Required task:
Give the count of lines that include the string "text". Add nothing to it.

--- BEGIN ---

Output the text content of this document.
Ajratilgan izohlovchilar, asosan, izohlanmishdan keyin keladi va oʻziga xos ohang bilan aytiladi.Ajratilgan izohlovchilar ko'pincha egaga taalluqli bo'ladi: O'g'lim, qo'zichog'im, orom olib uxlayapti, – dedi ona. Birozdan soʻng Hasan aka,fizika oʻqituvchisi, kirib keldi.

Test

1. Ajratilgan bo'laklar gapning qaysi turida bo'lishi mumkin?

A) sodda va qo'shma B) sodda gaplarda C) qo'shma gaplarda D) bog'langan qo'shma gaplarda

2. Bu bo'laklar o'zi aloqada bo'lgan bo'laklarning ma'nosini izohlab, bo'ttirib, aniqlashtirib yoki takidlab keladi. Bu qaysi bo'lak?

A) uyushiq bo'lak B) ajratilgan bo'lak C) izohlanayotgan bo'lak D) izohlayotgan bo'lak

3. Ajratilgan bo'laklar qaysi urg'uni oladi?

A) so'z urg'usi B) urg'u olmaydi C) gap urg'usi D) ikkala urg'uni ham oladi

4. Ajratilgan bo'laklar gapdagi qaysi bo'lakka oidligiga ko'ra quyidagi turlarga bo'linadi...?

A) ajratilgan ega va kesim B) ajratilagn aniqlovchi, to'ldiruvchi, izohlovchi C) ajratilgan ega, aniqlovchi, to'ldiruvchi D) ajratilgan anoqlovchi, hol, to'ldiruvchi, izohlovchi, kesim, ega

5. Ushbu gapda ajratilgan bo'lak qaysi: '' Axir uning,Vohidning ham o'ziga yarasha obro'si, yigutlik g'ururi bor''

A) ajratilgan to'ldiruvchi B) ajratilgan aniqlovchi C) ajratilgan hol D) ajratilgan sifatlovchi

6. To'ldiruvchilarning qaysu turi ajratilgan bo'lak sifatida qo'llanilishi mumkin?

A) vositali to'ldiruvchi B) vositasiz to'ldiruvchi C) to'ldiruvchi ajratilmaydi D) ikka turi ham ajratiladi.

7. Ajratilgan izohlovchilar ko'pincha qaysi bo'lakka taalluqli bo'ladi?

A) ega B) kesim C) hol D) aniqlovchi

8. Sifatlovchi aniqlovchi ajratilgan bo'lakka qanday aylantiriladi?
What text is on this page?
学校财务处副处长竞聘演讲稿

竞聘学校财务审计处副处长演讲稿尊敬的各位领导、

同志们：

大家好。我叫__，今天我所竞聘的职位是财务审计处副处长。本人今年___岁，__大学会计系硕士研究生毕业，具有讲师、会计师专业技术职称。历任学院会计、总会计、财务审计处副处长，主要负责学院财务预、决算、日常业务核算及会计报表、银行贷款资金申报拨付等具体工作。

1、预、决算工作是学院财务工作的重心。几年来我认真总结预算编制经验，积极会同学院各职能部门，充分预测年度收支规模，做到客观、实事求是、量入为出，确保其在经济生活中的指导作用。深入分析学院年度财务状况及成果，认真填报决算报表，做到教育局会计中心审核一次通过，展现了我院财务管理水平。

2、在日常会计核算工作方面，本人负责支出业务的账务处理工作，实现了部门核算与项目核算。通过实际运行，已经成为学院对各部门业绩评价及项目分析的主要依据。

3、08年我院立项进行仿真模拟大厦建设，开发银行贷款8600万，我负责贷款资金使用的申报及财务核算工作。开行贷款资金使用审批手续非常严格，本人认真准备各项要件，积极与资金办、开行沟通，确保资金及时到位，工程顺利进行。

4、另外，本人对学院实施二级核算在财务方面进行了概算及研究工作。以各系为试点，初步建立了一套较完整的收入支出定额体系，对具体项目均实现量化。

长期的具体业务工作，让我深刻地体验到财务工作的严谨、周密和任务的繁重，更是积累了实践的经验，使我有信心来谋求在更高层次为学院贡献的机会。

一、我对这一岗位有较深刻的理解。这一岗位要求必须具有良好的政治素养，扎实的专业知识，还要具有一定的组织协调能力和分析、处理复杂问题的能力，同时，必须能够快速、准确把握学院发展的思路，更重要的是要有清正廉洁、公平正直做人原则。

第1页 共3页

--- END ---

Written response:
2